--- DATA IN THIS EXERCISE ---
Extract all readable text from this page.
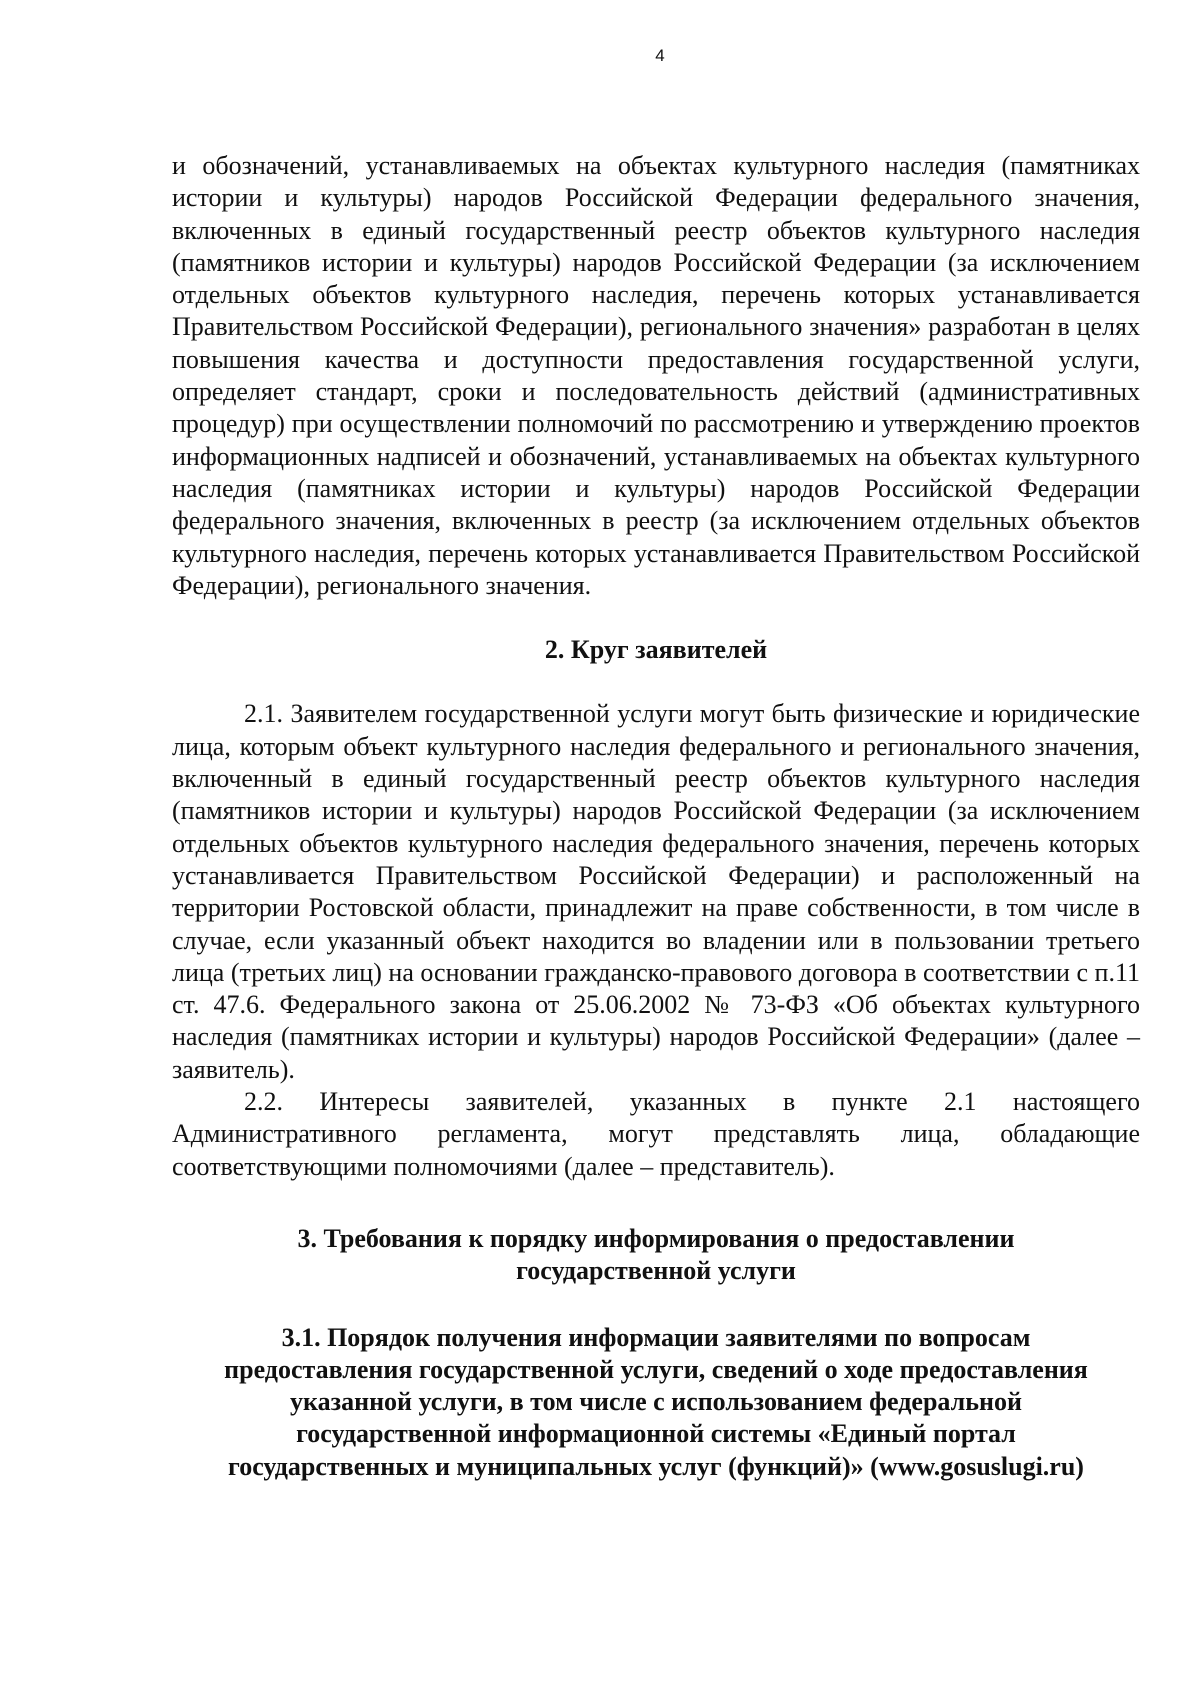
4

и обозначений, устанавливаемых на объектах культурного наследия (памятниках истории и культуры) народов Российской Федерации федерального значения, включенных в единый государственный реестр объектов культурного наследия (памятников истории и культуры) народов Российской Федерации (за исключением отдельных объектов культурного наследия, перечень которых устанавливается Правительством Российской Федерации), регионального значения» разработан в целях повышения качества и доступности предоставления государственной услуги, определяет стандарт, сроки и последовательность действий (административных процедур) при осуществлении полномочий по рассмотрению и утверждению проектов информационных надписей и обозначений, устанавливаемых на объектах культурного наследия (памятниках истории и культуры) народов Российской Федерации федерального значения, включенных в реестр (за исключением отдельных объектов культурного наследия, перечень которых устанавливается Правительством Российской Федерации), регионального значения.

2. Круг заявителей

2.1. Заявителем государственной услуги могут быть физические и юридические лица, которым объект культурного наследия федерального и регионального значения, включенный в единый государственный реестр объектов культурного наследия (памятников истории и культуры) народов Российской Федерации (за исключением отдельных объектов культурного наследия федерального значения, перечень которых устанавливается Правительством Российской Федерации) и расположенный на территории Ростовской области, принадлежит на праве собственности, в том числе в случае, если указанный объект находится во владении или в пользовании третьего лица (третьих лиц) на основании гражданско-правового договора в соответствии с п.11 ст. 47.6. Федерального закона от 25.06.2002 № 73-ФЗ «Об объектах культурного наследия (памятниках истории и культуры) народов Российской Федерации» (далее – заявитель).

2.2. Интересы заявителей, указанных в пункте 2.1 настоящего Административного регламента, могут представлять лица, обладающие соответствующими полномочиями (далее – представитель).

3. Требования к порядку информирования о предоставлении
государственной услуги
3.1. Порядок получения информации заявителями по вопросам
предоставления государственной услуги, сведений о ходе предоставления
указанной услуги, в том числе с использованием федеральной
государственной информационной системы «Единый портал
государственных и муниципальных услуг (функций)» (www.gosuslugi.ru)
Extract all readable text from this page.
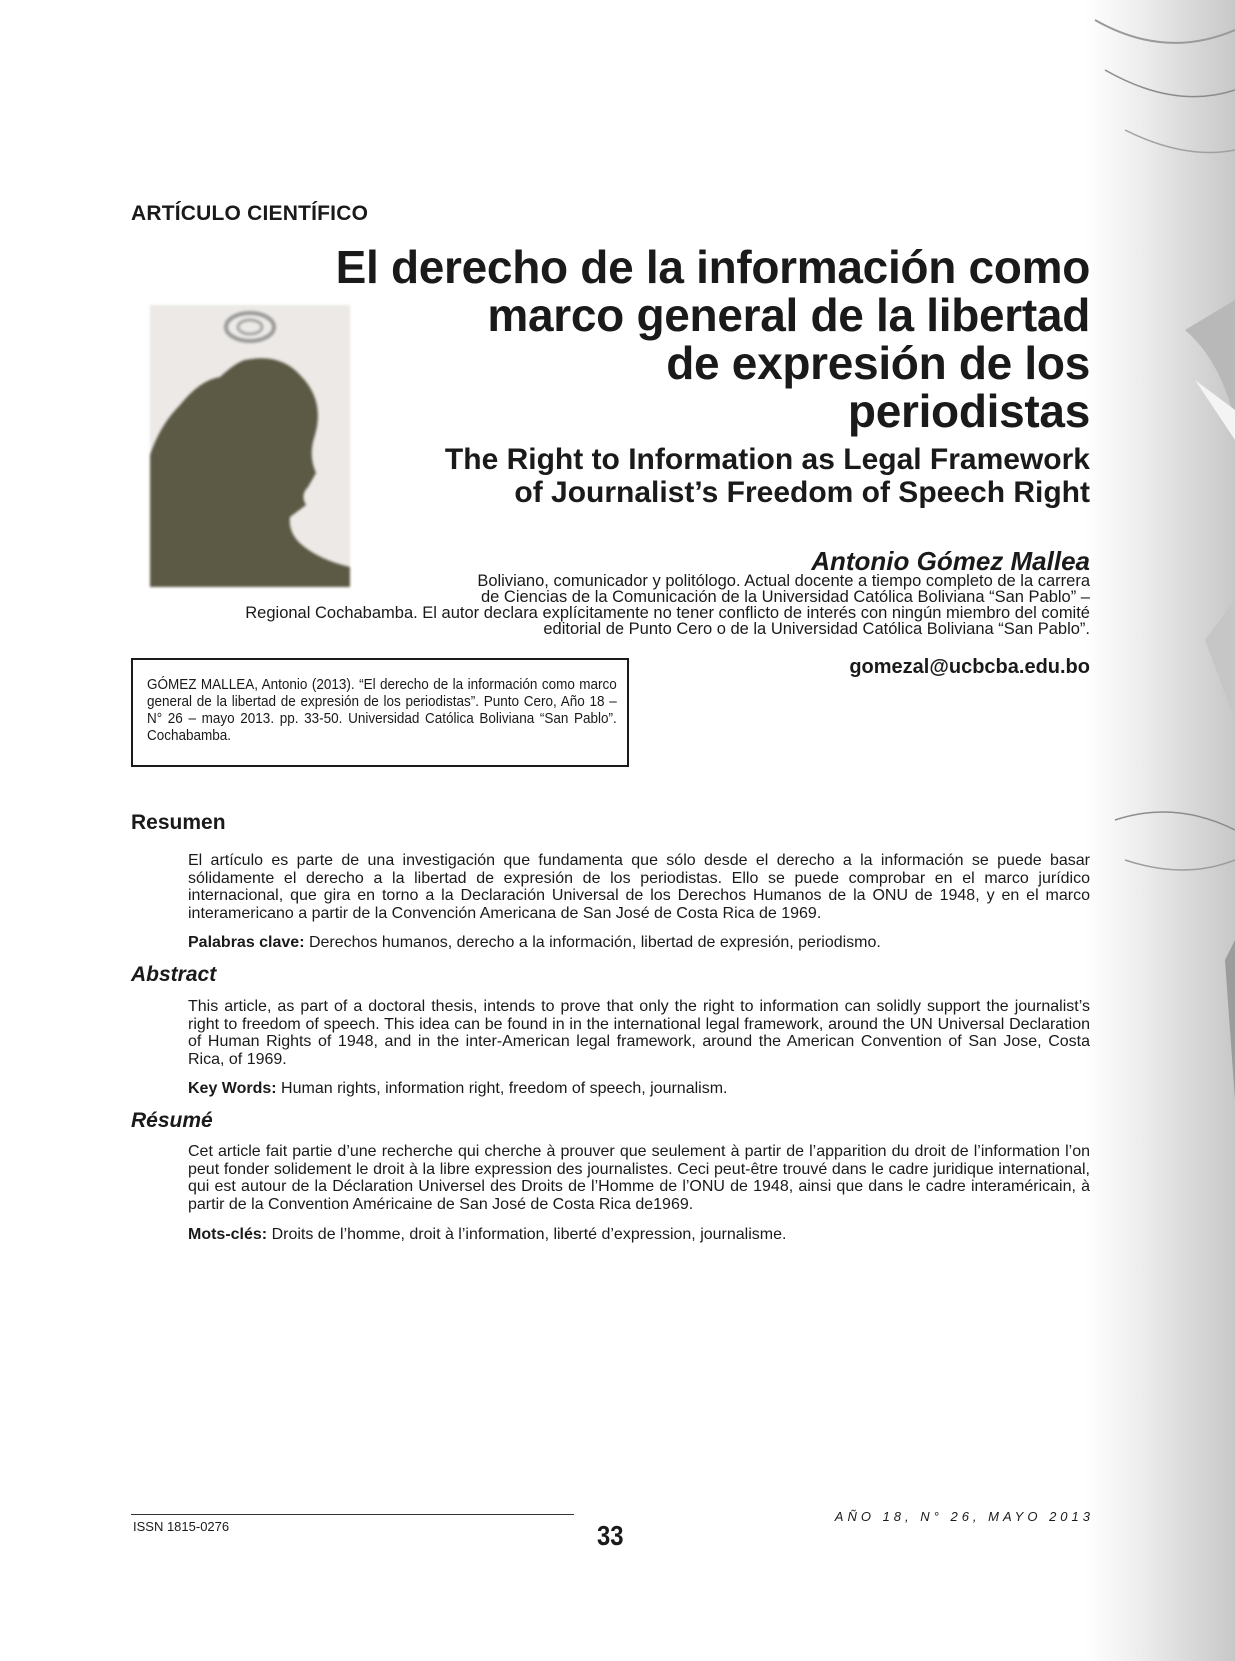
ARTÍCULO CIENTÍFICO
El derecho de la información como
marco general de la libertad
de expresión de los
periodistas
The Right to Information as Legal Framework
of Journalist’s Freedom of Speech Right
Antonio Gómez Mallea
Boliviano, comunicador y politólogo. Actual docente a tiempo completo de la carrera
de Ciencias de la Comunicación de la Universidad Católica Boliviana “San Pablo” –
Regional Cochabamba. El autor declara explícitamente no tener conflicto de interés con ningún miembro del comité
editorial de Punto Cero o de la Universidad Católica Boliviana “San Pablo”.
gomezal@ucbcba.edu.bo
GÓMEZ MALLEA, Antonio (2013). “El derecho de la información como marco general de la libertad de expresión de los periodistas”. Punto Cero, Año 18 – N° 26 – mayo 2013. pp. 33-50. Universidad Católica Boliviana “San Pablo”. Cochabamba.
Resumen
El artículo es parte de una investigación que fundamenta que sólo desde el derecho a la información se puede basar sólidamente el derecho a la libertad de expresión de los periodistas. Ello se puede comprobar en el marco jurídico internacional, que gira en torno a la Declaración Universal de los Derechos Humanos de la ONU de 1948, y en el marco interamericano a partir de la Convención Americana de San José de Costa Rica de 1969.
Palabras clave: Derechos humanos, derecho a la información, libertad de expresión, periodismo.
Abstract
This article, as part of a doctoral thesis, intends to prove that only the right to information can solidly support the journalist’s right to freedom of speech. This idea can be found in in the international legal framework, around the UN Universal Declaration of Human Rights of 1948, and in the inter-American legal framework, around the American Convention of San Jose, Costa Rica, of 1969.
Key Words: Human rights, information right, freedom of speech, journalism.
Résumé
Cet article fait partie d’une recherche qui cherche à prouver que seulement à partir de l’apparition du droit de l’information l’on peut fonder solidement le droit à la libre expression des journalistes. Ceci peut-être trouvé dans le cadre juridique international, qui est autour de la Déclaration Universel des Droits de l’Homme de l’ONU de 1948, ainsi que dans le cadre interaméricain, à partir de la Convention Américaine de San José de Costa Rica de1969.
Mots-clés: Droits de l’homme, droit à l’information, liberté d’expression, journalisme.
ISSN 1815-0276	33
AÑO 18, N° 26, MAYO 2013
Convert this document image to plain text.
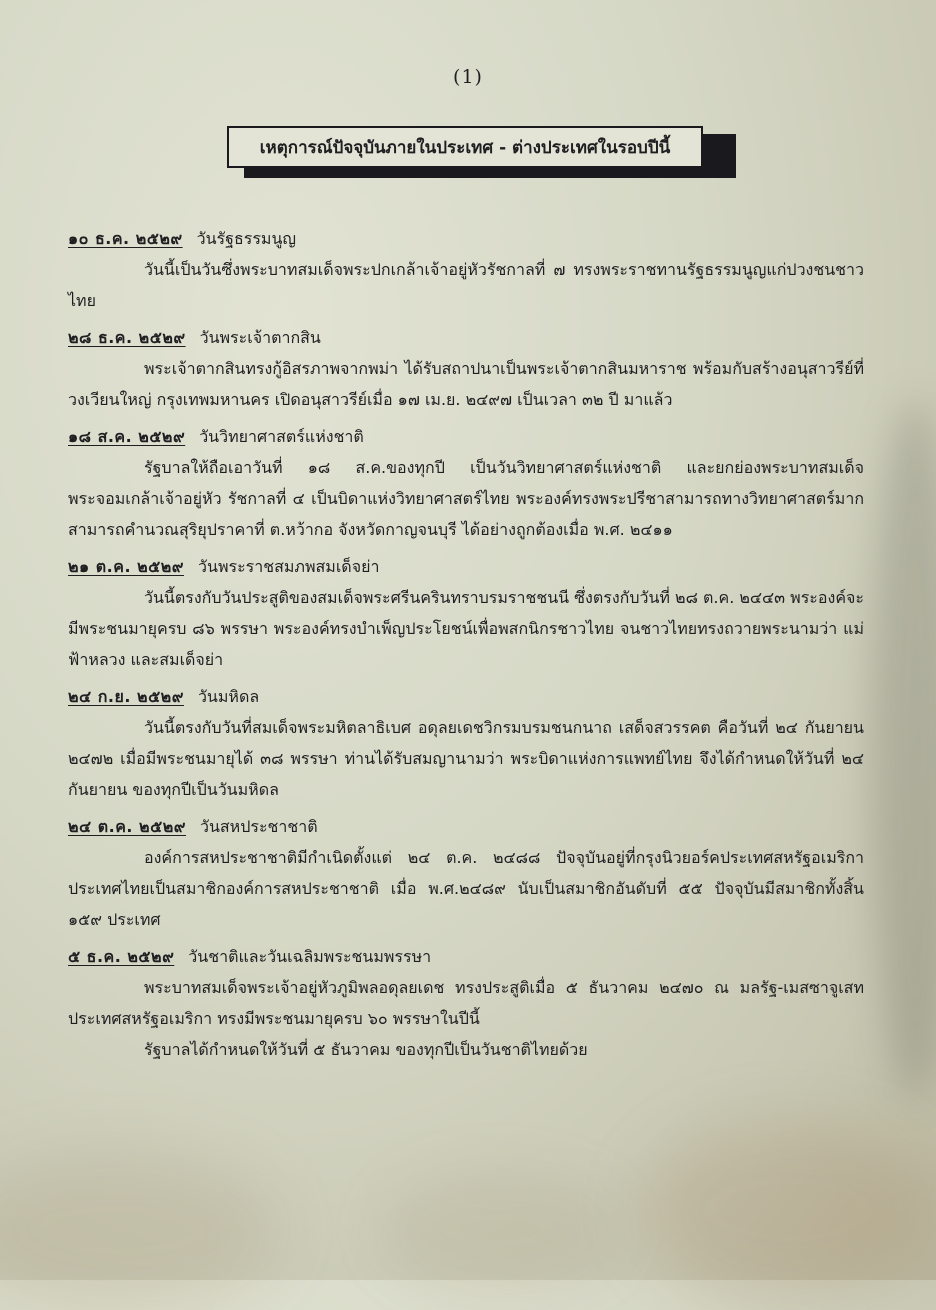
(1)
เหตุการณ์ปัจจุบันภายในประเทศ - ต่างประเทศในรอบปีนี้
๑๐ ธ.ค. ๒๕๒๙ วันรัฐธรรมนูญ
วันนี้เป็นวันซึ่งพระบาทสมเด็จพระปกเกล้าเจ้าอยู่หัวรัชกาลที่ ๗ ทรงพระราชทานรัฐธรรมนูญแก่ปวงชนชาวไทย
๒๘ ธ.ค. ๒๕๒๙ วันพระเจ้าตากสิน
พระเจ้าตากสินทรงกู้อิสรภาพจากพม่า ได้รับสถาปนาเป็นพระเจ้าตากสินมหาราช พร้อมกับสร้างอนุสาวรีย์ที่วงเวียนใหญ่ กรุงเทพมหานคร เปิดอนุสาวรีย์เมื่อ ๑๗ เม.ย. ๒๔๙๗ เป็นเวลา ๓๒ ปี มาแล้ว
๑๘ ส.ค. ๒๕๒๙ วันวิทยาศาสตร์แห่งชาติ
รัฐบาลให้ถือเอาวันที่ ๑๘ ส.ค.ของทุกปี เป็นวันวิทยาศาสตร์แห่งชาติ และยกย่องพระบาทสมเด็จพระจอมเกล้าเจ้าอยู่หัว รัชกาลที่ ๔ เป็นบิดาแห่งวิทยาศาสตร์ไทย พระองค์ทรงพระปรีชาสามารถทางวิทยาศาสตร์มาก สามารถคำนวณสุริยุปราคาที่ ต.หว้ากอ จังหวัดกาญจนบุรี ได้อย่างถูกต้องเมื่อ พ.ศ. ๒๔๑๑
๒๑ ต.ค. ๒๕๒๙ วันพระราชสมภพสมเด็จย่า
วันนี้ตรงกับวันประสูติของสมเด็จพระศรีนครินทราบรมราชชนนี ซึ่งตรงกับวันที่ ๒๘ ต.ค. ๒๔๔๓ พระองค์จะมีพระชนมายุครบ ๘๖ พรรษา พระองค์ทรงบำเพ็ญประโยชน์เพื่อพสกนิกรชาวไทย จนชาวไทยทรงถวายพระนามว่า แม่ฟ้าหลวง และสมเด็จย่า
๒๔ ก.ย. ๒๕๒๙ วันมหิดล
วันนี้ตรงกับวันที่สมเด็จพระมหิตลาธิเบศ อดุลยเดชวิกรมบรมชนกนาถ เสด็จสวรรคต คือวันที่ ๒๔ กันยายน ๒๔๗๒ เมื่อมีพระชนมายุได้ ๓๘ พรรษา ท่านได้รับสมญานามว่า พระบิดาแห่งการแพทย์ไทย จึงได้กำหนดให้วันที่ ๒๔ กันยายน ของทุกปีเป็นวันมหิดล
๒๔ ต.ค. ๒๕๒๙ วันสหประชาชาติ
องค์การสหประชาชาติมีกำเนิดตั้งแต่ ๒๔ ต.ค. ๒๔๘๘ ปัจจุบันอยู่ที่กรุงนิวยอร์คประเทศสหรัฐอเมริกา ประเทศไทยเป็นสมาชิกองค์การสหประชาชาติ เมื่อ พ.ศ.๒๔๘๙ นับเป็นสมาชิกอันดับที่ ๕๕ ปัจจุบันมีสมาชิกทั้งสิ้น ๑๕๙ ประเทศ
๕ ธ.ค. ๒๕๒๙ วันชาติและวันเฉลิมพระชนมพรรษา
พระบาทสมเด็จพระเจ้าอยู่หัวภูมิพลอดุลยเดช ทรงประสูติเมื่อ ๕ ธันวาคม ๒๔๗๐ ณ มลรัฐ-เมสซาจูเสท ประเทศสหรัฐอเมริกา ทรงมีพระชนมายุครบ ๖๐ พรรษาในปีนี้
รัฐบาลได้กำหนดให้วันที่ ๕ ธันวาคม ของทุกปีเป็นวันชาติไทยด้วย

--- JOB ---
Lines containing the word "าตากส" must all be returned from the material above.

--- RESPONSE TO THIS TASK ---
๒๘ ธ.ค. ๒๕๒๙ วันพระเจ้าตากสิน
พระเจ้าตากสินทรงกู้อิสรภาพจากพม่า ได้รับสถาปนาเป็นพระเจ้าตากสินมหาราช พร้อมกับสร้างอนุสาวรีย์ที่วงเวียนใหญ่ กรุงเทพมหานคร เปิดอนุสาวรีย์เมื่อ ๑๗ เม.ย. ๒๔๙๗ เป็นเวลา ๓๒ ปี มาแล้ว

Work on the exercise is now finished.